START Text shown
And when you say countries, these are not mainstream countries. Some of them–
you went to Africa. You’ve been to places where you wouldn’t think that you would actually bring kids there.
– Family destinations… like the Congo.
– Like the Congo.
– And Rwanda. And we never tried to rack up large numbers of countries. We’d rather go to a place and stay there for a longer time. We just spent three months in Argentina. We did four months in India, we did two months in Rwanda, we did a month in Japan. So we prefer that idea of slow travel.
– And let me ask you this, this is not really an investing thing. This is a more worldly living thing and getting a perspective. What would you say are the biggest things that your kids have learned by experiencing cultures? And I mean you’re experiencing deep cultures, you’re not going to Paris and hanging out in tourist areas. What are the things that they’ve really learned that you think are the most valuable from a parent to see?
– Well, I think one thing that’s important is that we’re super lucky. I think on a relative basis looking at the whole world, we live in high luxury, and we’re very wealthy. And so we didn’t want our children to assume that’s the way everyone lived. And so we saw how people live very differently to us back in London, or in Florida, or in the U.S. And things aren’t as clean and manicured, and the cars aren’t as new. And the roads aren’t as safe and you see people who just very generally have far less than we do.
– And so we wanted the kids to appreciate that just to see. I think that’s a big thing. And then to meet people from all over the world to see the different cultures and the different attitudes and the different ways of dressing and the different ways of moving around. And I think that’s all important.
The different foods–
the foods I really–
I don’t know if I don’t have a scientific background for this.
– But we wanted the kids to eat from all the different continents so they would get the strong stomachs to have for immune-system purposes. That kind of thing.
And above all we just had a great time. We have a great time as a family exploring. And I think that’s probably the most important thing is just the memories, the pictures.
– And you guys are very disciplined as well. I know that when it comes to homeschooling on the road, you guys are pretty strict in making sure that have your kids with their hours and meeting all of the criteria that they need.
– There’s no criteria except for what we say.
– Well, that’s what I’m–
but your criteria that you’re setting up it’s not like you’re going to places and they just go play with other kids all day. They’re still learning.
END Text shown
Activity:
In the interview transcript, how long did the family stay in India? Rely only on the interview transcript for your answers.
START Excerpted records
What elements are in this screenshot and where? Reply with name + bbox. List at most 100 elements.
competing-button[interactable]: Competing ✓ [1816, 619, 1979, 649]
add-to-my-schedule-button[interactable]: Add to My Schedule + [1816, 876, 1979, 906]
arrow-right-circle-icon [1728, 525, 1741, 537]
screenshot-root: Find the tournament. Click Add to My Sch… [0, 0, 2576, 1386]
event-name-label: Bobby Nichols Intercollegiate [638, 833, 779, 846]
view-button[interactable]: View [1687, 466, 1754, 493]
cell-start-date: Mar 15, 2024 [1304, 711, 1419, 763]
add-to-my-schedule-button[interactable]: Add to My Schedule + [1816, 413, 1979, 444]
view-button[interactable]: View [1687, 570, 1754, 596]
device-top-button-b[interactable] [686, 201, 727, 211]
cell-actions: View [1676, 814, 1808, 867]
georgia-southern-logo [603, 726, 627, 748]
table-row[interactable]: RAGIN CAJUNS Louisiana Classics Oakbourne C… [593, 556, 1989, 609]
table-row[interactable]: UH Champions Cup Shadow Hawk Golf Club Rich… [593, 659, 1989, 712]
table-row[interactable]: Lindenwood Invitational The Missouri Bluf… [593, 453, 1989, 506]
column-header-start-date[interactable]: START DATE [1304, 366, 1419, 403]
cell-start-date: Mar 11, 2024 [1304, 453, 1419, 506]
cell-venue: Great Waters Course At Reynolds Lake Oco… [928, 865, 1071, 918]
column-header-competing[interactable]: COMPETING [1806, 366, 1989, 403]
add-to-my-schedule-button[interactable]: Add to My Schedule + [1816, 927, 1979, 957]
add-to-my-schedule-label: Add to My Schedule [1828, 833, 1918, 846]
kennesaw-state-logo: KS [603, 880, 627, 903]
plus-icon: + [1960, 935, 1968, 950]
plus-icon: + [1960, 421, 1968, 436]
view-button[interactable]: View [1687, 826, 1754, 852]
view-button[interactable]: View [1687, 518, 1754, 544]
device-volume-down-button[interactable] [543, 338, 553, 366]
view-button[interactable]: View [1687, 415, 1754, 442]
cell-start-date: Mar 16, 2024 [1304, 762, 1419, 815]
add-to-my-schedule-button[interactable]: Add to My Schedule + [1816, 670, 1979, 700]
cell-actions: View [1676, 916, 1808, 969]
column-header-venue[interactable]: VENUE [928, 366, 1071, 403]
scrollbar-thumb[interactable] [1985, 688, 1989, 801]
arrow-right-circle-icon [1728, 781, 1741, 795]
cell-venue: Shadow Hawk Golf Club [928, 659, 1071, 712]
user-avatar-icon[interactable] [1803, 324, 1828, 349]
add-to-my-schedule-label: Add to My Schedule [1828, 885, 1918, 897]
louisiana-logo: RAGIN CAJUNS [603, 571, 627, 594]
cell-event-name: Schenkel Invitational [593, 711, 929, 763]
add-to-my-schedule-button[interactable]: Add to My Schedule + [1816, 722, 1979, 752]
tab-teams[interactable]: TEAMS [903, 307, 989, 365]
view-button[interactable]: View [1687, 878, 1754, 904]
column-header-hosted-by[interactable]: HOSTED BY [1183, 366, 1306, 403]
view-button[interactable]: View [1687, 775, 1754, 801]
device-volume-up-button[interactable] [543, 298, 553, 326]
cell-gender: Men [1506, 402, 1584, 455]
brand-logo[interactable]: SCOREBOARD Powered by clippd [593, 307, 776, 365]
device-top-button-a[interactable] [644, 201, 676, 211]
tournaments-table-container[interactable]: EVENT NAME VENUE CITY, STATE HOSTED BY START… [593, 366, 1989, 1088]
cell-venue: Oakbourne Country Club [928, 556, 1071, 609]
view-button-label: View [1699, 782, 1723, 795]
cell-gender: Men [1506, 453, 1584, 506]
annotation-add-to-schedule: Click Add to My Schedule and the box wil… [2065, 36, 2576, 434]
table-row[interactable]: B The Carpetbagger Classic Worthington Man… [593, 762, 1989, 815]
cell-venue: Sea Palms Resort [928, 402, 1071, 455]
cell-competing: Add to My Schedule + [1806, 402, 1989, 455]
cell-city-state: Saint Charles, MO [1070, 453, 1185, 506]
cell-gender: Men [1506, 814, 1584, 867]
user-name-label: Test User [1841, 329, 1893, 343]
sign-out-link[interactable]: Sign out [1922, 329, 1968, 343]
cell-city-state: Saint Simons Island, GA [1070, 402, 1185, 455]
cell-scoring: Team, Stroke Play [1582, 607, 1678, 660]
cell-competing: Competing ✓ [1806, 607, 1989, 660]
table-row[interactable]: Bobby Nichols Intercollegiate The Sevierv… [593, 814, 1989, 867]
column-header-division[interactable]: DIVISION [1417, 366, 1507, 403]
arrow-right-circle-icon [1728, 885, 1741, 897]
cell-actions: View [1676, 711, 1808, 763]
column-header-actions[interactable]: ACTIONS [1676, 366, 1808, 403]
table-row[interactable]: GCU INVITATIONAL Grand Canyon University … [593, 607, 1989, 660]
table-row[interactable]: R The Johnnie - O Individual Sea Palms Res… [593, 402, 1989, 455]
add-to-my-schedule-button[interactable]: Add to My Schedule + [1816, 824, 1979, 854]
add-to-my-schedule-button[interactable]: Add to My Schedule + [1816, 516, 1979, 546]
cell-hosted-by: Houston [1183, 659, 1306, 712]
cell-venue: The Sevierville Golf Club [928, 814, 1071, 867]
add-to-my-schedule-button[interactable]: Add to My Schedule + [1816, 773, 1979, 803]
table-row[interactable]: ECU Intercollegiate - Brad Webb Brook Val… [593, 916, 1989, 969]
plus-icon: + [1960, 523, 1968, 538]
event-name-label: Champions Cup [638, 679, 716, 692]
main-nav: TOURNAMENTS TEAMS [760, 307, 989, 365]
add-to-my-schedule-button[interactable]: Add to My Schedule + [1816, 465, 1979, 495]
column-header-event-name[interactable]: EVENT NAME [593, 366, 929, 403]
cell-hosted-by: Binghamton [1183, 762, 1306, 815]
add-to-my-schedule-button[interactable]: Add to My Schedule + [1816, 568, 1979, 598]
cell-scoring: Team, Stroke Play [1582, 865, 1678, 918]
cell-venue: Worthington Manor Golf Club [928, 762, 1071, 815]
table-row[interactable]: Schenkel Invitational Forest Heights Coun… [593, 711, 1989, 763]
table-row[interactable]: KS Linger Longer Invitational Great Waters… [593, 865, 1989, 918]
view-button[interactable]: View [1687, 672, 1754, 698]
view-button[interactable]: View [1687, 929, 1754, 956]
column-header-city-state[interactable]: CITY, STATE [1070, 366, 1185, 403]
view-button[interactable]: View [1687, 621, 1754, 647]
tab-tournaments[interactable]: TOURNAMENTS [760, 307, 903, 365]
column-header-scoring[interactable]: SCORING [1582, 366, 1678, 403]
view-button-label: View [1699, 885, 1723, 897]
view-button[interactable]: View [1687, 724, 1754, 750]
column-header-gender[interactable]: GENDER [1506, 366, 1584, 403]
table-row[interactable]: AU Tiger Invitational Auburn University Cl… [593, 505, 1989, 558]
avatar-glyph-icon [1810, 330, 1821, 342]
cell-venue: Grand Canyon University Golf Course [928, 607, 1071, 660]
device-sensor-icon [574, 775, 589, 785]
END Excerpted records
Result:
Four months.